(Excerpt from a dataset)
-*-
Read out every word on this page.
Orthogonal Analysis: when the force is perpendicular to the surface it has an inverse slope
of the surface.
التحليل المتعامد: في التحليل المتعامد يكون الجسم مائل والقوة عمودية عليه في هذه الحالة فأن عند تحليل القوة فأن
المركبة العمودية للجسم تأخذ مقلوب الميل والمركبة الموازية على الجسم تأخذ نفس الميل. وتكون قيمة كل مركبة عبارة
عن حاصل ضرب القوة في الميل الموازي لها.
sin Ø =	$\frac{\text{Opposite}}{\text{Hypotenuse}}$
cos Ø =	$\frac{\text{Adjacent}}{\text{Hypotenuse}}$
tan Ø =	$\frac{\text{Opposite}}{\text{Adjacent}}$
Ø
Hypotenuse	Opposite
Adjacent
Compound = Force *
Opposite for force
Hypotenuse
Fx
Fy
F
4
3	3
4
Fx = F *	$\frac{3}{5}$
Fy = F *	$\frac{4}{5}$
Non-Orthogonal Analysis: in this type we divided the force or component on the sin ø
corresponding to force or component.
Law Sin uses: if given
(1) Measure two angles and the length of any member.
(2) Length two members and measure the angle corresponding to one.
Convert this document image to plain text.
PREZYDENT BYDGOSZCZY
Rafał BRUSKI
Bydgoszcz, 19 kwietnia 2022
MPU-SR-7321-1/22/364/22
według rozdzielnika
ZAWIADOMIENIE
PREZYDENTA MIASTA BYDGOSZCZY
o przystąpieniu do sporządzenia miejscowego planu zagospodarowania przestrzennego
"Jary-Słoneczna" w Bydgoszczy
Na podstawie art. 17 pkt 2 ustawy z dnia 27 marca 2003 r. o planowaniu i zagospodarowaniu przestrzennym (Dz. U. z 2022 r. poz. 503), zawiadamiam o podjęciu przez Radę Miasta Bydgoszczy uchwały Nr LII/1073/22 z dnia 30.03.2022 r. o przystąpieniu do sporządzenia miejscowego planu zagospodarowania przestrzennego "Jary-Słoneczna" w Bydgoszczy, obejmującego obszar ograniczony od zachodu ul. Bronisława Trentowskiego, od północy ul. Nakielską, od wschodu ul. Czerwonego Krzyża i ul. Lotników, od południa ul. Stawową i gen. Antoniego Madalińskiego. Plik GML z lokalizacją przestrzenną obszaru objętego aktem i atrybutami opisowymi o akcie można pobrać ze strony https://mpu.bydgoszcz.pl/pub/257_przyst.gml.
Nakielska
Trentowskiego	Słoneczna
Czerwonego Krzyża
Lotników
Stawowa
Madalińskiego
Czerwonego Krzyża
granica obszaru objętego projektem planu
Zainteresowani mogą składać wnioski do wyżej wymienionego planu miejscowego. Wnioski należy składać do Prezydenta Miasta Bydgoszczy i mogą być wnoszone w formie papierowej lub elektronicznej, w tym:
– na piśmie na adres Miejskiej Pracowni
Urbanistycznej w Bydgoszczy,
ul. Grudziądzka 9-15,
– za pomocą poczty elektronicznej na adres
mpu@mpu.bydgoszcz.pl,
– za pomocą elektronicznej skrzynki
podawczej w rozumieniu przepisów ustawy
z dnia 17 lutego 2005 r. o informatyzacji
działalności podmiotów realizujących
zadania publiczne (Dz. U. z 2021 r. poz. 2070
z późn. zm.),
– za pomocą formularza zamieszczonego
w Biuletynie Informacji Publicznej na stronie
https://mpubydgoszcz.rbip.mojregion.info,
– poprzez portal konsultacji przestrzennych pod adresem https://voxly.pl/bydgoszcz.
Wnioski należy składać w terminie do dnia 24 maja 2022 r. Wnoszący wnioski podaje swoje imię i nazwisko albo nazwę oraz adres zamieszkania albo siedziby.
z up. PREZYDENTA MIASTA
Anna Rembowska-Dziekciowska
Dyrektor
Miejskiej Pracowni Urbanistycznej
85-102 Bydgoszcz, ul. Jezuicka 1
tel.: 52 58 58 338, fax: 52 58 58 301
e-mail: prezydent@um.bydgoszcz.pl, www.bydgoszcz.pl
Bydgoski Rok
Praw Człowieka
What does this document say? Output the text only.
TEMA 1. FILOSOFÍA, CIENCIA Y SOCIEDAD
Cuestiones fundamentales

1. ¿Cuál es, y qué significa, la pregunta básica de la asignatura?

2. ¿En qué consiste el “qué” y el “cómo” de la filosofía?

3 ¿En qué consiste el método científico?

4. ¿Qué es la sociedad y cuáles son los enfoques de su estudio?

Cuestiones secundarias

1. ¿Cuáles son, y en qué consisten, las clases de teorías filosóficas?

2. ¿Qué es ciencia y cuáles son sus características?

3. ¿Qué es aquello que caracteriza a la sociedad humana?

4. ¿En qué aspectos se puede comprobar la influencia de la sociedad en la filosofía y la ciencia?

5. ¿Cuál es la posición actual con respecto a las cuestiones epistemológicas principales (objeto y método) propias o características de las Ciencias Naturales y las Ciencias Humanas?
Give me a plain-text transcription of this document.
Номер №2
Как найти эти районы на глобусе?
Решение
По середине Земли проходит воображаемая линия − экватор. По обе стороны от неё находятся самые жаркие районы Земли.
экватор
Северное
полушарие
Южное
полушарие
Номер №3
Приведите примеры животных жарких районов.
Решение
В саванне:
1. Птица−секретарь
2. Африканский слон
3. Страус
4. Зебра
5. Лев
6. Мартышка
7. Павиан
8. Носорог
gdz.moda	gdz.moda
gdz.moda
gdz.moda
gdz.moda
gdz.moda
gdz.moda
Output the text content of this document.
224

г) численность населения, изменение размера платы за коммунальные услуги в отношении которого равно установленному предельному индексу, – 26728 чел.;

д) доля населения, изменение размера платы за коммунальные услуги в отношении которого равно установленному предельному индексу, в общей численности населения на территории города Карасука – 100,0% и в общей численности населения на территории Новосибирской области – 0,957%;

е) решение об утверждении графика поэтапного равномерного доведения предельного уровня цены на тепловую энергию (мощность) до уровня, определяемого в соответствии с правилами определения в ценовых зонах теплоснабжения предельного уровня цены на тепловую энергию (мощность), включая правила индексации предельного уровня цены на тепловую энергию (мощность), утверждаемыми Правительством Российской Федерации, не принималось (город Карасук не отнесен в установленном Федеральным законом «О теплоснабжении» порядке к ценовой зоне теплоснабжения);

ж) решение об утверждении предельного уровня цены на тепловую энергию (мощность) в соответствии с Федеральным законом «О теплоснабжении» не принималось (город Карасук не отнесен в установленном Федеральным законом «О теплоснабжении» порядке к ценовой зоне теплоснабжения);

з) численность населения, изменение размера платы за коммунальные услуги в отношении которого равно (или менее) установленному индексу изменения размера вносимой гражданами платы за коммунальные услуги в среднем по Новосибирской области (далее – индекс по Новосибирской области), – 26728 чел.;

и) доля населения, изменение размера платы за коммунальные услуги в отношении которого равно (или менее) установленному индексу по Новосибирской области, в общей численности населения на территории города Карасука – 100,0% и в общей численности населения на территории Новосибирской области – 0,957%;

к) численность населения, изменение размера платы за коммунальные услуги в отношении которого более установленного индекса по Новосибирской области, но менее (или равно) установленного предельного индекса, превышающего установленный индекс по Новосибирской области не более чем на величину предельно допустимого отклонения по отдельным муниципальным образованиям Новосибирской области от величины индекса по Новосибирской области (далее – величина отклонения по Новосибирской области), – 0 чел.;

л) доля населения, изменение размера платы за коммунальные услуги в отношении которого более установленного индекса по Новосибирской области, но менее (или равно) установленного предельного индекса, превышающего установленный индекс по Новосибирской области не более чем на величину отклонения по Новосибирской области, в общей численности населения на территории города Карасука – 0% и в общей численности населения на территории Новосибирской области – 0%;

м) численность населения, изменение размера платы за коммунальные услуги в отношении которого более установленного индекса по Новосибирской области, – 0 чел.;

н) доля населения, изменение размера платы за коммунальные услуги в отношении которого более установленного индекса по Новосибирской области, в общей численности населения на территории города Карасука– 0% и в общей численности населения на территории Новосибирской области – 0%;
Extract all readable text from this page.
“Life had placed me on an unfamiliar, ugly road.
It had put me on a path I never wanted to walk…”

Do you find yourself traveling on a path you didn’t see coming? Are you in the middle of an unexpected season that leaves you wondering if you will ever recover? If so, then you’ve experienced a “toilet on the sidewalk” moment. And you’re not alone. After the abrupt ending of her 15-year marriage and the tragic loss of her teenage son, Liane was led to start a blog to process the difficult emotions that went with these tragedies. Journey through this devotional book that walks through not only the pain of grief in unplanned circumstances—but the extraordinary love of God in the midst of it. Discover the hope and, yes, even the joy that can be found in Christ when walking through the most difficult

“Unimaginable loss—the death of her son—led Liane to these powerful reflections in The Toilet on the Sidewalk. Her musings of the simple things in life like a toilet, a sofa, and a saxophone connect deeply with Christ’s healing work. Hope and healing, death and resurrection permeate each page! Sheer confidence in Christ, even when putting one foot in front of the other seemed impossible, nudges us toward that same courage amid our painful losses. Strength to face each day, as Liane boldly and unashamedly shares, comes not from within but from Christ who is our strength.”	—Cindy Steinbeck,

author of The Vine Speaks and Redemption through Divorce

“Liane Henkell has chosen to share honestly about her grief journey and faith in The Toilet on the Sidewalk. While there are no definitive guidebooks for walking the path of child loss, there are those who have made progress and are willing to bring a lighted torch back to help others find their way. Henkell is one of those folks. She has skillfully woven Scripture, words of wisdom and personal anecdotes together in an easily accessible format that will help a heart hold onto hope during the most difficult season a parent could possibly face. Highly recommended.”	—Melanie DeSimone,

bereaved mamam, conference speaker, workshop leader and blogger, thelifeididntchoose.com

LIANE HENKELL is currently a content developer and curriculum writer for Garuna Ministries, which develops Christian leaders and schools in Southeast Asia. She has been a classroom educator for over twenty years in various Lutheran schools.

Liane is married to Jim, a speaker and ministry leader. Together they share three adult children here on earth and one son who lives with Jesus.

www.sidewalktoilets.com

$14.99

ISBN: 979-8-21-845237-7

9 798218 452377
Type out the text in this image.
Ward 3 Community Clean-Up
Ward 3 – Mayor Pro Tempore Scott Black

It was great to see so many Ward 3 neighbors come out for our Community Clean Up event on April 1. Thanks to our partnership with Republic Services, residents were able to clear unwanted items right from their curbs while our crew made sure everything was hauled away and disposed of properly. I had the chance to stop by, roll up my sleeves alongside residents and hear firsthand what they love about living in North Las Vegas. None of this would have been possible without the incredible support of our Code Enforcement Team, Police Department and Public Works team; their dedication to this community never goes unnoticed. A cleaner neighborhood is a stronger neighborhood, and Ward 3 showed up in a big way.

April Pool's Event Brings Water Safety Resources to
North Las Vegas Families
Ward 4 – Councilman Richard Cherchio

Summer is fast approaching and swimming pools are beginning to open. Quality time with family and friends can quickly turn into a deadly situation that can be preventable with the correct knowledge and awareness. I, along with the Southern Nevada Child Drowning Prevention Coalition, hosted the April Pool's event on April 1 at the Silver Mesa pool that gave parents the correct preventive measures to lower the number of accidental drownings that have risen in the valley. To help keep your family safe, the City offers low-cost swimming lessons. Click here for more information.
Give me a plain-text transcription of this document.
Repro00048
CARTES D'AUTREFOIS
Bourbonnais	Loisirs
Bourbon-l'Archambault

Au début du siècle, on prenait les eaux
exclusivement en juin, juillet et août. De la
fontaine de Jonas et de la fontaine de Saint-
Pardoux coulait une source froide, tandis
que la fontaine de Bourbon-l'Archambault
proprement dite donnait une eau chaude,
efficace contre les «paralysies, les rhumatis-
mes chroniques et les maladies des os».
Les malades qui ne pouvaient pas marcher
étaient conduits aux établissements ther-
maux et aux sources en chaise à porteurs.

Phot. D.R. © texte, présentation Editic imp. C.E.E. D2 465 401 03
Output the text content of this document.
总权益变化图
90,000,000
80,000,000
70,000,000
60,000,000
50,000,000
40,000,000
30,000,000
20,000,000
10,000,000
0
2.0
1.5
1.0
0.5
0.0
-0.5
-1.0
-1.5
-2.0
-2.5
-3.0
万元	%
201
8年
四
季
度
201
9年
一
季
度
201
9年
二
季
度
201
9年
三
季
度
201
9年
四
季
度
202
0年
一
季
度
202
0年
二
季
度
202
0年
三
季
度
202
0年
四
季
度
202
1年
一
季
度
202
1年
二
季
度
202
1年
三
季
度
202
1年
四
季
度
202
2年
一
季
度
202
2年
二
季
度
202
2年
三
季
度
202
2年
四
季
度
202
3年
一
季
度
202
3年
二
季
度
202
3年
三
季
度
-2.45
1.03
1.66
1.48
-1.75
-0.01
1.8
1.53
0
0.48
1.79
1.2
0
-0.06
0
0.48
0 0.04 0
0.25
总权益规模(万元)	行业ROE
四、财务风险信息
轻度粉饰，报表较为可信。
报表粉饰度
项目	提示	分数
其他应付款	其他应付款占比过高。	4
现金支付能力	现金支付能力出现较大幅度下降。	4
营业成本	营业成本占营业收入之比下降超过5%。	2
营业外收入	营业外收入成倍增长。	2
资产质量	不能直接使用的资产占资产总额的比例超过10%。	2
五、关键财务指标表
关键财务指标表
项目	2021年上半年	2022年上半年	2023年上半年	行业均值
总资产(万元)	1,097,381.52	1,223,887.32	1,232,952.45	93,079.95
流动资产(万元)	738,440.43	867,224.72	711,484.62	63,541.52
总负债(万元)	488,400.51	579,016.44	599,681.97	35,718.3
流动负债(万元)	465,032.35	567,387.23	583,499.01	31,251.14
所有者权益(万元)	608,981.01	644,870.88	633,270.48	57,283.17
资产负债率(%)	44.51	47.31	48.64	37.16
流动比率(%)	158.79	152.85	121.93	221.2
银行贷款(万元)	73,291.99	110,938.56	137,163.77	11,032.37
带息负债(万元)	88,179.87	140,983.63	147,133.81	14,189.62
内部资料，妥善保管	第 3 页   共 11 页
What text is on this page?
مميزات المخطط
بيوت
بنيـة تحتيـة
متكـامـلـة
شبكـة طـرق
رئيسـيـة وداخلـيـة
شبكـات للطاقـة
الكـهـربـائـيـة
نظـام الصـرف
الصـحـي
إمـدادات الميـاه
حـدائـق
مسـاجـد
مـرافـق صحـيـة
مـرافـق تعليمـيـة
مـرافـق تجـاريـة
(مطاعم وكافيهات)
-*-
▸ WORK REQUIRED
Copy and report every line where the word "método" is present.

▸ EXERCISE RESPONSE
3 ¿En qué consiste el método científico?
5. ¿Cuál es la posición actual con respecto a las cuestiones epistemológicas principales (objeto y método) propias o características de las Ciencias Naturales y las Ciencias Humanas?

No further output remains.